*Task prompt*. Search the data below for the string "cleeeeeeeeeeeeeeeeeeeeeeeeee". Extract every line that contains it.

>>>>

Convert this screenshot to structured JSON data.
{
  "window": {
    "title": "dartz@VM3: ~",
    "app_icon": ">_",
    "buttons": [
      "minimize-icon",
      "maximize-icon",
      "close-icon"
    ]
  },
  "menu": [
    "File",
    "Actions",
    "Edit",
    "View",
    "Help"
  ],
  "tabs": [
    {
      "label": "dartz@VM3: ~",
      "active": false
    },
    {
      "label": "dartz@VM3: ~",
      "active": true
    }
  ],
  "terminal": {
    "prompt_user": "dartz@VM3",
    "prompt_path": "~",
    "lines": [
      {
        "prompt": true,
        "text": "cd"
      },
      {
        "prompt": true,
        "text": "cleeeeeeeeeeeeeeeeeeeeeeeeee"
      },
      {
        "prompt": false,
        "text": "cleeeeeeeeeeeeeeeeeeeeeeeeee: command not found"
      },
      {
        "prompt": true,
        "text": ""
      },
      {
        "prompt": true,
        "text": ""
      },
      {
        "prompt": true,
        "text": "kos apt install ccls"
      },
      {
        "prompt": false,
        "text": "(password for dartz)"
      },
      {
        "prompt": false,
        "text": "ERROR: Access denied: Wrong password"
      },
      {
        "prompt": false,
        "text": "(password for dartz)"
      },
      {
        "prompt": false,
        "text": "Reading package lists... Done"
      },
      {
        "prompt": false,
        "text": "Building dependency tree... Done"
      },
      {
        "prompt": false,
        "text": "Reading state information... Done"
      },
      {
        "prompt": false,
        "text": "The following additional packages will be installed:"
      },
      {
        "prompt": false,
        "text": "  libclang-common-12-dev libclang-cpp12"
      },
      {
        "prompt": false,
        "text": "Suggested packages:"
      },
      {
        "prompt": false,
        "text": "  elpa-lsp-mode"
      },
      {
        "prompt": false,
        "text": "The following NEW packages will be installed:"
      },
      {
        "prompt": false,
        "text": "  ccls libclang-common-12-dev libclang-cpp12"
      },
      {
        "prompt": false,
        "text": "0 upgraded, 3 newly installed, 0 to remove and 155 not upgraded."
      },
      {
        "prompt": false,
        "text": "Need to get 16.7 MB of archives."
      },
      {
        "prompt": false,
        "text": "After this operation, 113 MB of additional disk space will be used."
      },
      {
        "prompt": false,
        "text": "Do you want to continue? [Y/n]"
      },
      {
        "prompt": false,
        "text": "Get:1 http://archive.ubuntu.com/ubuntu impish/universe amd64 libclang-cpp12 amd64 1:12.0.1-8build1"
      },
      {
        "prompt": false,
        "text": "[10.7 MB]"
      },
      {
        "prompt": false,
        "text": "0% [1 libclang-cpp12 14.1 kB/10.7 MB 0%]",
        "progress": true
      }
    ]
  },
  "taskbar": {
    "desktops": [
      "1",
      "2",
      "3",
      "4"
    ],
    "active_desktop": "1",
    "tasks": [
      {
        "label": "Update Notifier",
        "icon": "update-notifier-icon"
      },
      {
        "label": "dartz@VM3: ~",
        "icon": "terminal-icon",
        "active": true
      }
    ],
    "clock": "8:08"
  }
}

<<<<

*Completed exercise*.
        "text": "cleeeeeeeeeeeeeeeeeeeeeeeeee"
        "text": "cleeeeeeeeeeeeeeeeeeeeeeeeee: command not found"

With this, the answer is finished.